__GOAL__
Omit the pictures and output every entry below exactly as written.

== RECORDS FOR THIS TASK ==

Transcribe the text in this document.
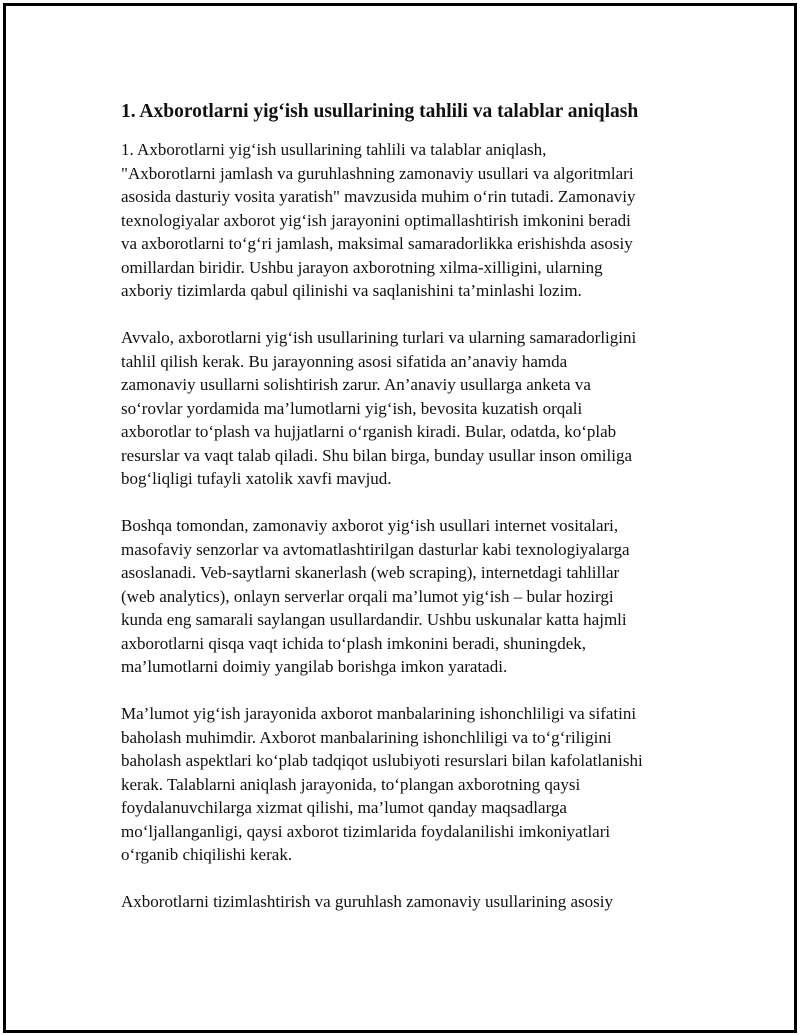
1. Axborotlarni yig‘ish usullarining tahlili va talablar aniqlash
1. Axborotlarni yig‘ish usullarining tahlili va talablar aniqlash,
"Axborotlarni jamlash va guruhlashning zamonaviy usullari va algoritmlari
asosida dasturiy vosita yaratish" mavzusida muhim o‘rin tutadi. Zamonaviy
texnologiyalar axborot yig‘ish jarayonini optimallashtirish imkonini beradi
va axborotlarni to‘g‘ri jamlash, maksimal samaradorlikka erishishda asosiy
omillardan biridir. Ushbu jarayon axborotning xilma-xilligini, ularning
axboriy tizimlarda qabul qilinishi va saqlanishini ta’minlashi lozim.
Avvalo, axborotlarni yig‘ish usullarining turlari va ularning samaradorligini
tahlil qilish kerak. Bu jarayonning asosi sifatida an’anaviy hamda
zamonaviy usullarni solishtirish zarur. An’anaviy usullarga anketa va
so‘rovlar yordamida ma’lumotlarni yig‘ish, bevosita kuzatish orqali
axborotlar to‘plash va hujjatlarni o‘rganish kiradi. Bular, odatda, ko‘plab
resurslar va vaqt talab qiladi. Shu bilan birga, bunday usullar inson omiliga
bog‘liqligi tufayli xatolik xavfi mavjud.
Boshqa tomondan, zamonaviy axborot yig‘ish usullari internet vositalari,
masofaviy senzorlar va avtomatlashtirilgan dasturlar kabi texnologiyalarga
asoslanadi. Veb-saytlarni skanerlash (web scraping), internetdagi tahlillar
(web analytics), onlayn serverlar orqali ma’lumot yig‘ish – bular hozirgi
kunda eng samarali saylangan usullardandir. Ushbu uskunalar katta hajmli
axborotlarni qisqa vaqt ichida to‘plash imkonini beradi, shuningdek,
ma’lumotlarni doimiy yangilab borishga imkon yaratadi.
Ma’lumot yig‘ish jarayonida axborot manbalarining ishonchliligi va sifatini
baholash muhimdir. Axborot manbalarining ishonchliligi va to‘g‘riligini
baholash aspektlari ko‘plab tadqiqot uslubiyoti resurslari bilan kafolatlanishi
kerak. Talablarni aniqlash jarayonida, to‘plangan axborotning qaysi
foydalanuvchilarga xizmat qilishi, ma’lumot qanday maqsadlarga
mo‘ljallanganligi, qaysi axborot tizimlarida foydalanilishi imkoniyatlari
o‘rganib chiqilishi kerak.
Axborotlarni tizimlashtirish va guruhlash zamonaviy usullarining asosiy
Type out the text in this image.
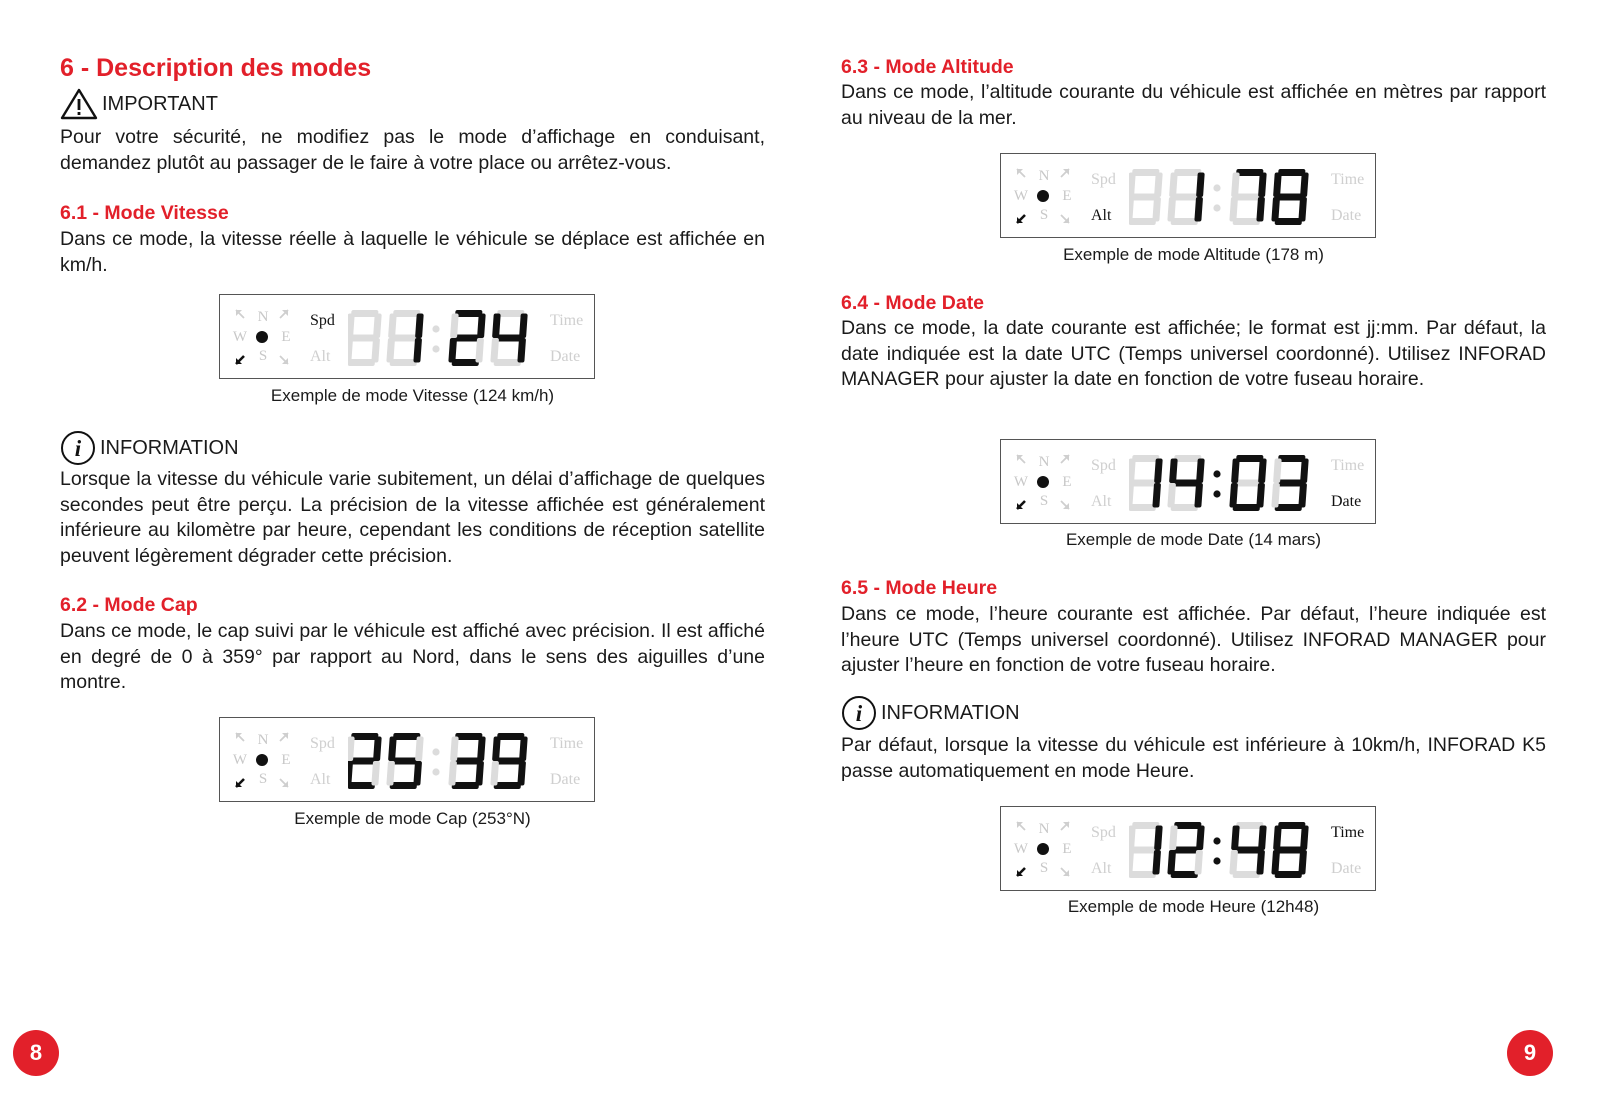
6 - Description des modes
IMPORTANT

Pour votre sécurité, ne modifiez pas le mode d’affichage en conduisant, demandez plutôt au passager de le faire à votre place ou arrêtez-vous.

6.1 - Mode Vitesse

Dans ce mode, la vitesse réelle à laquelle le véhicule se déplace est affichée en km/h.

N
W E
S
Spd
Alt
Time
Date
Exemple de mode Vitesse (124 km/h)
i INFORMATION

Lorsque la vitesse du véhicule varie subitement, un délai d’affichage de quelques secondes peut être perçu. La précision de la vitesse affichée est généralement inférieure au kilomètre par heure, cependant les conditions de réception satellite peuvent légèrement dégrader cette précision.

6.2 - Mode Cap

Dans ce mode, le cap suivi par le véhicule est affiché avec précision. Il est affiché en degré de 0 à 359° par rapport au Nord, dans le sens des aiguilles d’une montre.

N
W E
S
Spd
Alt
Time
Date
Exemple de mode Cap (253°N)
6.3 - Mode Altitude

Dans ce mode, l’altitude courante du véhicule est affichée en mètres par rapport au niveau de la mer.

N
W E
S
Spd
Alt
Time
Date
Exemple de mode Altitude (178 m)
6.4 - Mode Date

Dans ce mode, la date courante est affichée; le format est jj:mm. Par défaut, la date indiquée est la date UTC (Temps universel coordonné). Utilisez INFORAD MANAGER pour ajuster la date en fonction de votre fuseau horaire.

N
W E
S
Spd
Alt
Time
Date
Exemple de mode Date (14 mars)
6.5 - Mode Heure

Dans ce mode, l’heure courante est affichée. Par défaut, l’heure indiquée est l’heure UTC (Temps universel coordonné). Utilisez INFORAD MANAGER pour ajuster l’heure en fonction de votre fuseau horaire.

i INFORMATION

Par défaut, lorsque la vitesse du véhicule est inférieure à 10km/h, INFORAD K5 passe automatiquement en mode Heure.

N
W E
S
Spd
Alt
Time
Date
Exemple de mode Heure (12h48)
8	9
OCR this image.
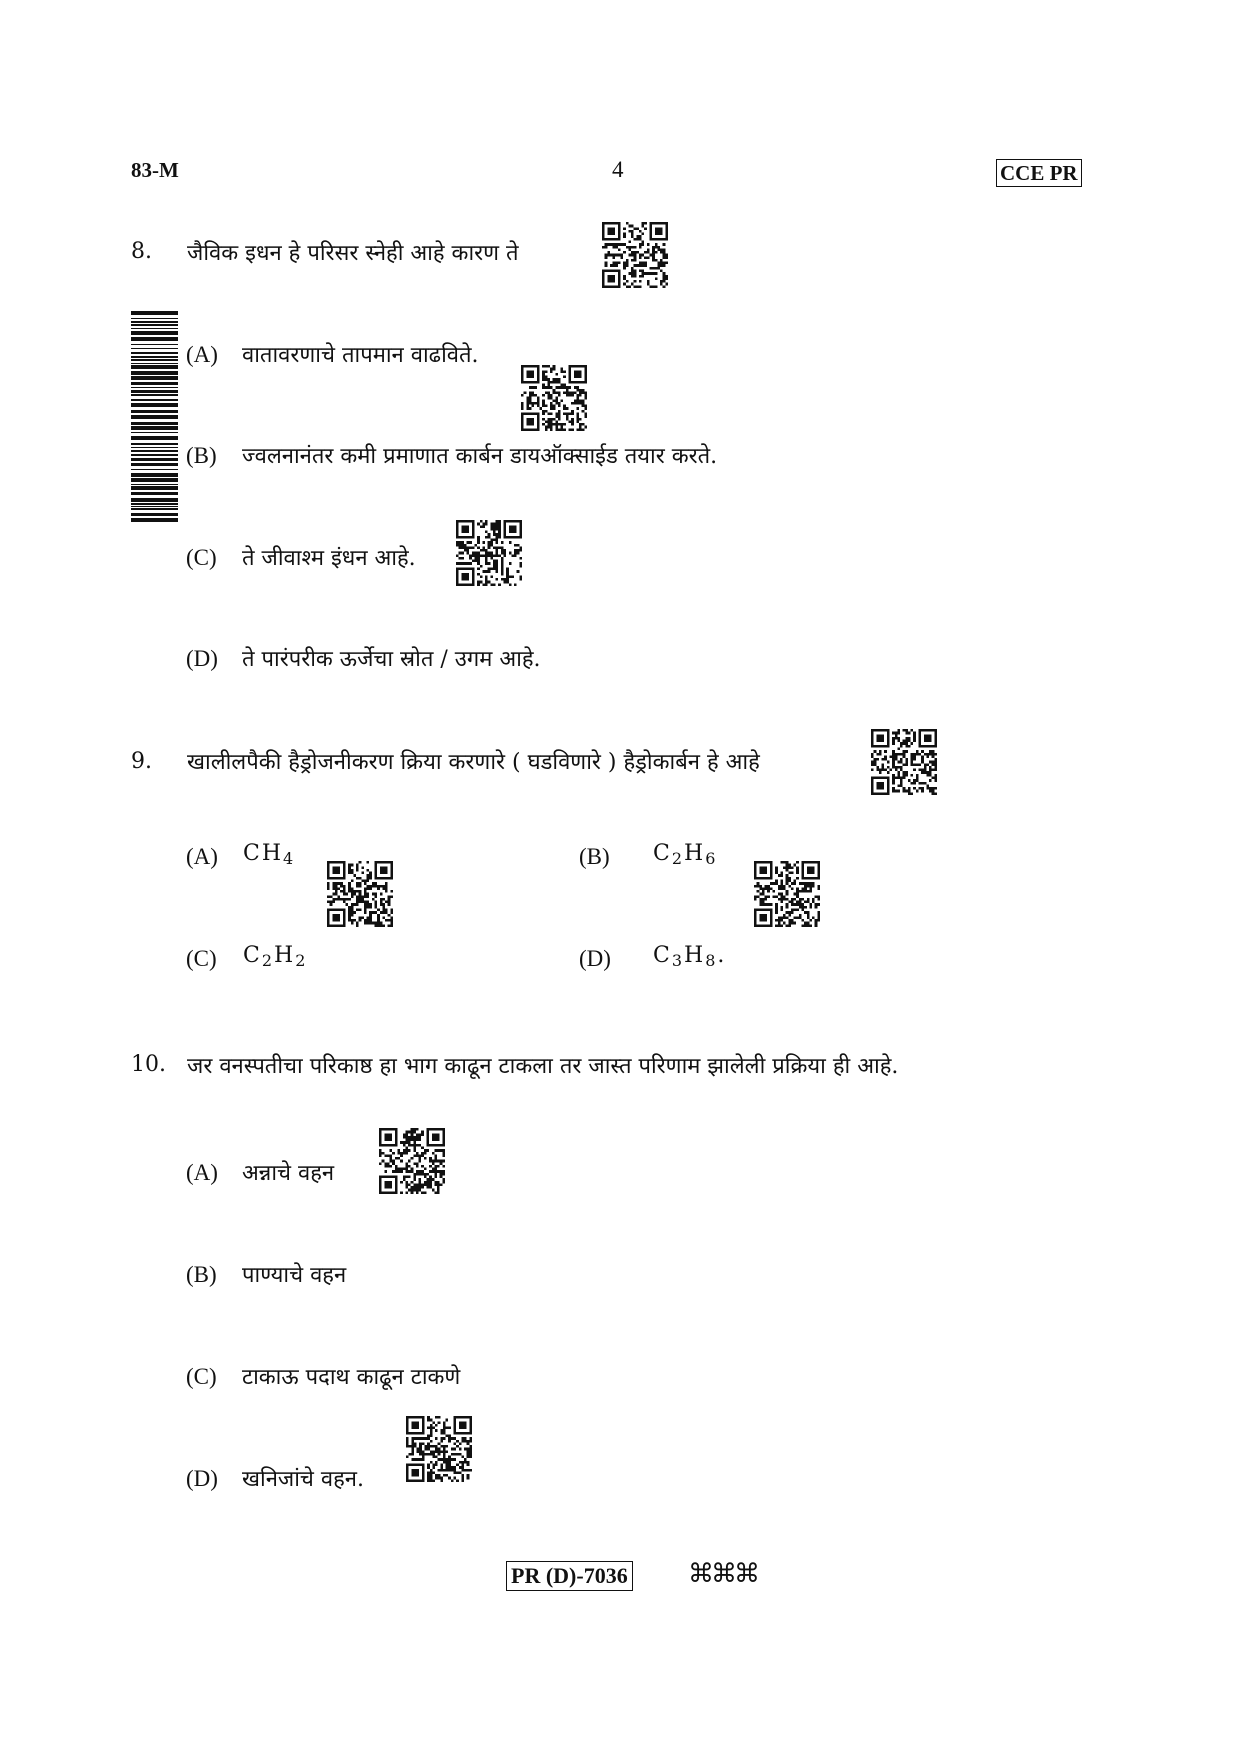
83-M	4	CCE PR
8. जैविक इधन हे परिसर स्नेही आहे कारण ते
(A) वातावरणाचे तापमान वाढविते.
(B) ज्वलनानंतर कमी प्रमाणात कार्बन डायऑक्साईड तयार करते.
(C) ते जीवाश्म इंधन आहे.
(D) ते पारंपरीक ऊर्जेचा स्रोत / उगम आहे.
9. खालीलपैकी हैड्रोजनीकरण क्रिया करणारे ( घडविणारे ) हैड्रोकार्बन हे आहे
(A) $CH_4$	(B) $C_2H_6$
(C) $C_2H_2$	(D) $C_3H_8$.
10. जर वनस्पतीचा परिकाष्ठ हा भाग काढून टाकला तर जास्त परिणाम झालेली प्रक्रिया ही आहे.
(A) अन्नाचे वहन
(B) पाण्याचे वहन
(C) टाकाऊ पदाथ काढून टाकणे
(D) खनिजांचे वहन.
PR (D)-7036 ⌘⌘⌘
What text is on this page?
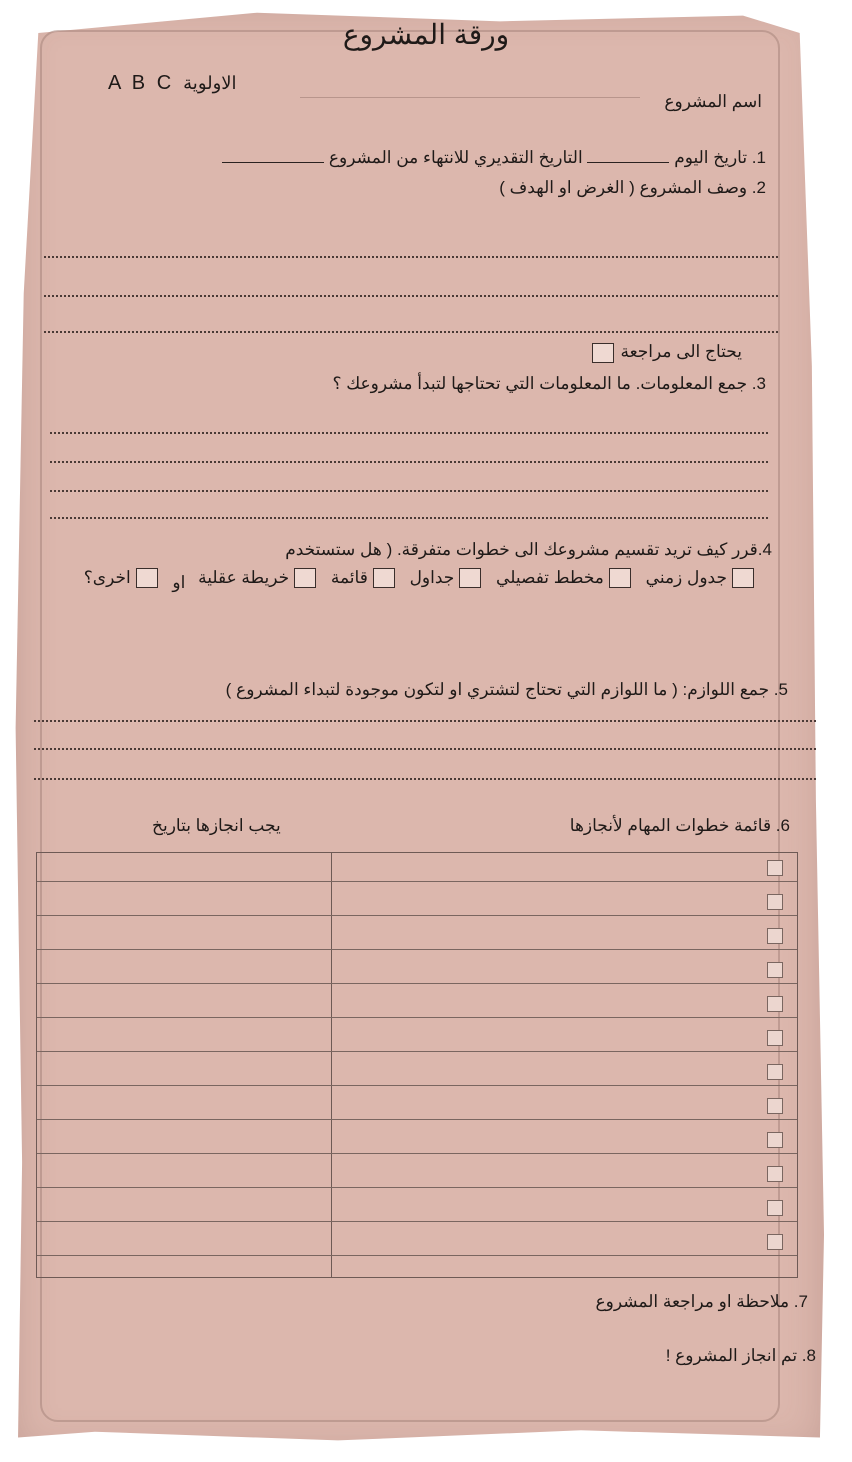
ورقة المشروع
A B C الاولوية
اسم المشروع
1. تاريخ اليوم  التاريخ التقديري للانتهاء من المشروع
2. وصف المشروع ( الغرض او الهدف )
يحتاج الى مراجعة
3. جمع المعلومات. ما المعلومات التي تحتاجها لتبدأ مشروعك ؟
4.قرر كيف تريد تقسيم مشروعك الى خطوات متفرقة. ( هل ستستخدم
جدول زمني

مخطط تفصيلي

جداول

قائمة

خريطة عقلية

او

اخرى؟
5. جمع اللوازم: ( ما اللوازم التي تحتاج لتشتري او لتكون موجودة لتبداء المشروع )
6. قائمة خطوات المهام لأنجازها
يجب انجازها بتاريخ
7. ملاحظة او مراجعة المشروع
8. تم انجاز المشروع !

===

__RESPONSE TO THIS EXERCISE__
Transcribe the text in this document.
1. Axborotlarni yig‘ish usullarining tahlili va talablar aniqlash
1. Axborotlarni yig‘ish usullarining tahlili va talablar aniqlash,
"Axborotlarni jamlash va guruhlashning zamonaviy usullari va algoritmlari
asosida dasturiy vosita yaratish" mavzusida muhim o‘rin tutadi. Zamonaviy
texnologiyalar axborot yig‘ish jarayonini optimallashtirish imkonini beradi
va axborotlarni to‘g‘ri jamlash, maksimal samaradorlikka erishishda asosiy
omillardan biridir. Ushbu jarayon axborotning xilma-xilligini, ularning
axboriy tizimlarda qabul qilinishi va saqlanishini ta’minlashi lozim.
Avvalo, axborotlarni yig‘ish usullarining turlari va ularning samaradorligini
tahlil qilish kerak. Bu jarayonning asosi sifatida an’anaviy hamda
zamonaviy usullarni solishtirish zarur. An’anaviy usullarga anketa va
so‘rovlar yordamida ma’lumotlarni yig‘ish, bevosita kuzatish orqali
axborotlar to‘plash va hujjatlarni o‘rganish kiradi. Bular, odatda, ko‘plab
resurslar va vaqt talab qiladi. Shu bilan birga, bunday usullar inson omiliga
bog‘liqligi tufayli xatolik xavfi mavjud.
Boshqa tomondan, zamonaviy axborot yig‘ish usullari internet vositalari,
masofaviy senzorlar va avtomatlashtirilgan dasturlar kabi texnologiyalarga
asoslanadi. Veb-saytlarni skanerlash (web scraping), internetdagi tahlillar
(web analytics), onlayn serverlar orqali ma’lumot yig‘ish – bular hozirgi
kunda eng samarali saylangan usullardandir. Ushbu uskunalar katta hajmli
axborotlarni qisqa vaqt ichida to‘plash imkonini beradi, shuningdek,
ma’lumotlarni doimiy yangilab borishga imkon yaratadi.
Ma’lumot yig‘ish jarayonida axborot manbalarining ishonchliligi va sifatini
baholash muhimdir. Axborot manbalarining ishonchliligi va to‘g‘riligini
baholash aspektlari ko‘plab tadqiqot uslubiyoti resurslari bilan kafolatlanishi
kerak. Talablarni aniqlash jarayonida, to‘plangan axborotning qaysi
foydalanuvchilarga xizmat qilishi, ma’lumot qanday maqsadlarga
mo‘ljallanganligi, qaysi axborot tizimlarida foydalanilishi imkoniyatlari
o‘rganib chiqilishi kerak.
Axborotlarni tizimlashtirish va guruhlash zamonaviy usullarining asosiy
Type out the text in this image.
6 - Description des modes
IMPORTANT

Pour votre sécurité, ne modifiez pas le mode d’affichage en conduisant, demandez plutôt au passager de le faire à votre place ou arrêtez-vous.

6.1 - Mode Vitesse

Dans ce mode, la vitesse réelle à laquelle le véhicule se déplace est affichée en km/h.

N
W E
S
Spd
Alt
Time
Date
Exemple de mode Vitesse (124 km/h)
i INFORMATION

Lorsque la vitesse du véhicule varie subitement, un délai d’affichage de quelques secondes peut être perçu. La précision de la vitesse affichée est généralement inférieure au kilomètre par heure, cependant les conditions de réception satellite peuvent légèrement dégrader cette précision.

6.2 - Mode Cap

Dans ce mode, le cap suivi par le véhicule est affiché avec précision. Il est affiché en degré de 0 à 359° par rapport au Nord, dans le sens des aiguilles d’une montre.

N
W E
S
Spd
Alt
Time
Date
Exemple de mode Cap (253°N)
6.3 - Mode Altitude

Dans ce mode, l’altitude courante du véhicule est affichée en mètres par rapport au niveau de la mer.

N
W E
S
Spd
Alt
Time
Date
Exemple de mode Altitude (178 m)
6.4 - Mode Date

Dans ce mode, la date courante est affichée; le format est jj:mm. Par défaut, la date indiquée est la date UTC (Temps universel coordonné). Utilisez INFORAD MANAGER pour ajuster la date en fonction de votre fuseau horaire.

N
W E
S
Spd
Alt
Time
Date
Exemple de mode Date (14 mars)
6.5 - Mode Heure

Dans ce mode, l’heure courante est affichée. Par défaut, l’heure indiquée est l’heure UTC (Temps universel coordonné). Utilisez INFORAD MANAGER pour ajuster l’heure en fonction de votre fuseau horaire.

i INFORMATION

Par défaut, lorsque la vitesse du véhicule est inférieure à 10km/h, INFORAD K5 passe automatiquement en mode Heure.

N
W E
S
Spd
Alt
Time
Date
Exemple de mode Heure (12h48)
8	9
OCR this image.
83-M	4	CCE PR
8. जैविक इधन हे परिसर स्नेही आहे कारण ते
(A) वातावरणाचे तापमान वाढविते.
(B) ज्वलनानंतर कमी प्रमाणात कार्बन डायऑक्साईड तयार करते.
(C) ते जीवाश्म इंधन आहे.
(D) ते पारंपरीक ऊर्जेचा स्रोत / उगम आहे.
9. खालीलपैकी हैड्रोजनीकरण क्रिया करणारे ( घडविणारे ) हैड्रोकार्बन हे आहे
(A) $CH_4$	(B) $C_2H_6$
(C) $C_2H_2$	(D) $C_3H_8$.
10. जर वनस्पतीचा परिकाष्ठ हा भाग काढून टाकला तर जास्त परिणाम झालेली प्रक्रिया ही आहे.
(A) अन्नाचे वहन
(B) पाण्याचे वहन
(C) टाकाऊ पदाथ काढून टाकणे
(D) खनिजांचे वहन.
PR (D)-7036 ⌘⌘⌘
What text is on this page?
ورقة المشروع
A B C الاولوية
اسم المشروع
1. تاريخ اليوم  التاريخ التقديري للانتهاء من المشروع
2. وصف المشروع ( الغرض او الهدف )
يحتاج الى مراجعة
3. جمع المعلومات. ما المعلومات التي تحتاجها لتبدأ مشروعك ؟
4.قرر كيف تريد تقسيم مشروعك الى خطوات متفرقة. ( هل ستستخدم
جدول زمني

مخطط تفصيلي

جداول

قائمة

خريطة عقلية

او

اخرى؟
5. جمع اللوازم: ( ما اللوازم التي تحتاج لتشتري او لتكون موجودة لتبداء المشروع )
6. قائمة خطوات المهام لأنجازها
يجب انجازها بتاريخ
7. ملاحظة او مراجعة المشروع
8. تم انجاز المشروع !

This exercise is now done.